* START EXTRACTED MATERIAL *

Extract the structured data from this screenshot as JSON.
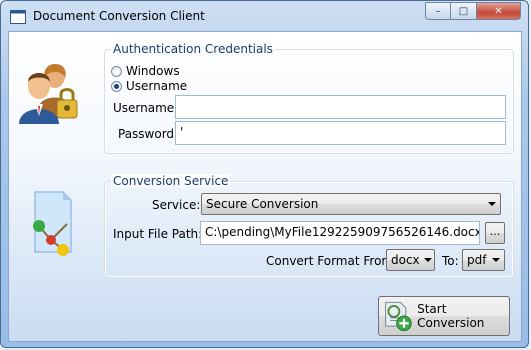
{
  "window": {
    "title": "Document Conversion Client",
    "minimize_glyph": "–",
    "maximize_glyph": "□",
    "close_glyph": "✕"
  },
  "auth": {
    "legend": "Authentication Credentials",
    "radio_windows": "Windows",
    "radio_username": "Username",
    "selected": "Username",
    "username_label": "Username:",
    "username_value": "",
    "password_label": "Password:",
    "password_value": "'",
    "icon": "users-lock-icon"
  },
  "conversion": {
    "legend": "Conversion Service",
    "service_label": "Service:",
    "service_value": "Secure Conversion",
    "input_path_label": "Input File Path:",
    "input_path_value": "C:\\pending\\MyFile129225909756526146.docx",
    "browse_label": "...",
    "convert_from_label": "Convert Format From:",
    "convert_from_value": "docx",
    "to_label": "To:",
    "to_value": "pdf",
    "icon": "document-workflow-icon"
  },
  "actions": {
    "start_label": "Start Conversion",
    "start_icon": "document-add-icon"
  },
  "colors": {
    "accent": "#1e3d6b",
    "close_button": "#c4493a"
  }
}
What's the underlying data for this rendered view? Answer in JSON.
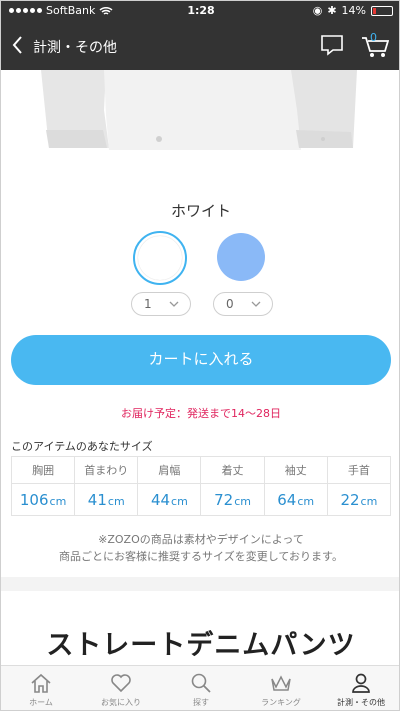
{
  "status_bar": {
    "carrier": "SoftBank",
    "time": "1:28",
    "battery": "14%"
  },
  "header": {
    "title": "計測・その他",
    "cart_count": "0"
  },
  "product": {
    "color_name": "ホワイト",
    "colors": [
      {
        "name": "white",
        "hex": "#ffffff",
        "selected": true,
        "qty": "1"
      },
      {
        "name": "blue",
        "hex": "#8ab9f7",
        "selected": false,
        "qty": "0"
      }
    ],
    "add_to_cart": "カートに入れる",
    "delivery": "お届け予定：発送まで14〜28日"
  },
  "size": {
    "title": "このアイテムのあなたサイズ",
    "unit": "cm",
    "columns": [
      "胸囲",
      "首まわり",
      "肩幅",
      "着丈",
      "袖丈",
      "手首"
    ],
    "values": [
      "106",
      "41",
      "44",
      "72",
      "64",
      "22"
    ]
  },
  "note": {
    "line1": "※ZOZOの商品は素材やデザインによって",
    "line2": "商品ごとにお客様に推奨するサイズを変更しております。"
  },
  "next_product": {
    "title": "ストレートデニムパンツ"
  },
  "tabbar": {
    "items": [
      {
        "label": "ホーム",
        "icon": "home-icon"
      },
      {
        "label": "お気に入り",
        "icon": "heart-icon"
      },
      {
        "label": "探す",
        "icon": "search-icon"
      },
      {
        "label": "ランキング",
        "icon": "crown-icon"
      },
      {
        "label": "計測・その他",
        "icon": "person-icon",
        "active": true
      }
    ]
  },
  "colors": {
    "accent": "#49b8f1",
    "header": "#333333",
    "delivery": "#e0245e"
  }
}
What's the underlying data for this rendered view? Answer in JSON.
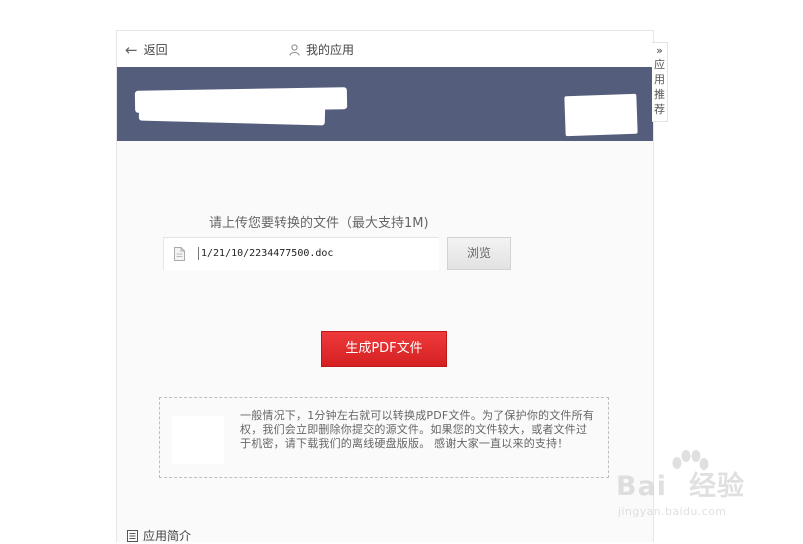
{
  "topbar": {
    "back_label": "返回",
    "my_apps_label": "我的应用"
  },
  "upload": {
    "prompt": "请上传您要转换的文件（最大支持1M)",
    "file_path": "1/21/10/2234477500.doc",
    "browse_label": "浏览"
  },
  "generate": {
    "button_label": "生成PDF文件"
  },
  "notice": {
    "text": "一般情况下，1分钟左右就可以转换成PDF文件。为了保护你的文件所有权，我们会立即删除你提交的源文件。如果您的文件较大，或者文件过于机密，请下载我们的离线硬盘版版。 感谢大家一直以来的支持！"
  },
  "footer": {
    "intro_label": "应用简介"
  },
  "side_tab": {
    "label": "应用推荐"
  },
  "watermark": {
    "brand_left": "Bai",
    "brand_right": "经验",
    "url": "jingyan.baidu.com"
  },
  "colors": {
    "banner": "#545d7c",
    "primary_button": "#e02a2a",
    "panel_bg": "#fafafa"
  },
  "icons": {
    "back": "arrow-left-icon",
    "user": "user-icon",
    "file": "document-icon",
    "intro": "list-document-icon",
    "side_tab": "double-chevron-right-icon"
  }
}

* END EXTRACTED MATERIAL *

**STATED EXERCISE**
Repeat all the data as it stands, dropping any images it holds.

**TASK OUTPUT**
Extract the structured data from this screenshot as JSON.
{
  "window": {
    "title": "Document Conversion Client",
    "minimize_glyph": "–",
    "maximize_glyph": "□",
    "close_glyph": "✕"
  },
  "auth": {
    "legend": "Authentication Credentials",
    "radio_windows": "Windows",
    "radio_username": "Username",
    "selected": "Username",
    "username_label": "Username:",
    "username_value": "",
    "password_label": "Password:",
    "password_value": "'",
    "icon": "users-lock-icon"
  },
  "conversion": {
    "legend": "Conversion Service",
    "service_label": "Service:",
    "service_value": "Secure Conversion",
    "input_path_label": "Input File Path:",
    "input_path_value": "C:\\pending\\MyFile129225909756526146.docx",
    "browse_label": "...",
    "convert_from_label": "Convert Format From:",
    "convert_from_value": "docx",
    "to_label": "To:",
    "to_value": "pdf",
    "icon": "document-workflow-icon"
  },
  "actions": {
    "start_label": "Start Conversion",
    "start_icon": "document-add-icon"
  },
  "colors": {
    "accent": "#1e3d6b",
    "close_button": "#c4493a"
  }
}
What's the underlying data for this rendered view? Answer in JSON.
{
  "status_bar": {
    "carrier": "SoftBank",
    "time": "1:28",
    "battery": "14%"
  },
  "header": {
    "title": "計測・その他",
    "cart_count": "0"
  },
  "product": {
    "color_name": "ホワイト",
    "colors": [
      {
        "name": "white",
        "hex": "#ffffff",
        "selected": true,
        "qty": "1"
      },
      {
        "name": "blue",
        "hex": "#8ab9f7",
        "selected": false,
        "qty": "0"
      }
    ],
    "add_to_cart": "カートに入れる",
    "delivery": "お届け予定：発送まで14〜28日"
  },
  "size": {
    "title": "このアイテムのあなたサイズ",
    "unit": "cm",
    "columns": [
      "胸囲",
      "首まわり",
      "肩幅",
      "着丈",
      "袖丈",
      "手首"
    ],
    "values": [
      "106",
      "41",
      "44",
      "72",
      "64",
      "22"
    ]
  },
  "note": {
    "line1": "※ZOZOの商品は素材やデザインによって",
    "line2": "商品ごとにお客様に推奨するサイズを変更しております。"
  },
  "next_product": {
    "title": "ストレートデニムパンツ"
  },
  "tabbar": {
    "items": [
      {
        "label": "ホーム",
        "icon": "home-icon"
      },
      {
        "label": "お気に入り",
        "icon": "heart-icon"
      },
      {
        "label": "探す",
        "icon": "search-icon"
      },
      {
        "label": "ランキング",
        "icon": "crown-icon"
      },
      {
        "label": "計測・その他",
        "icon": "person-icon",
        "active": true
      }
    ]
  },
  "colors": {
    "accent": "#49b8f1",
    "header": "#333333",
    "delivery": "#e0245e"
  }
}
What's the underlying data for this rendered view? Answer in JSON.
{
  "topbar": {
    "back_label": "返回",
    "my_apps_label": "我的应用"
  },
  "upload": {
    "prompt": "请上传您要转换的文件（最大支持1M)",
    "file_path": "1/21/10/2234477500.doc",
    "browse_label": "浏览"
  },
  "generate": {
    "button_label": "生成PDF文件"
  },
  "notice": {
    "text": "一般情况下，1分钟左右就可以转换成PDF文件。为了保护你的文件所有权，我们会立即删除你提交的源文件。如果您的文件较大，或者文件过于机密，请下载我们的离线硬盘版版。 感谢大家一直以来的支持！"
  },
  "footer": {
    "intro_label": "应用简介"
  },
  "side_tab": {
    "label": "应用推荐"
  },
  "watermark": {
    "brand_left": "Bai",
    "brand_right": "经验",
    "url": "jingyan.baidu.com"
  },
  "colors": {
    "banner": "#545d7c",
    "primary_button": "#e02a2a",
    "panel_bg": "#fafafa"
  },
  "icons": {
    "back": "arrow-left-icon",
    "user": "user-icon",
    "file": "document-icon",
    "intro": "list-document-icon",
    "side_tab": "double-chevron-right-icon"
  }
}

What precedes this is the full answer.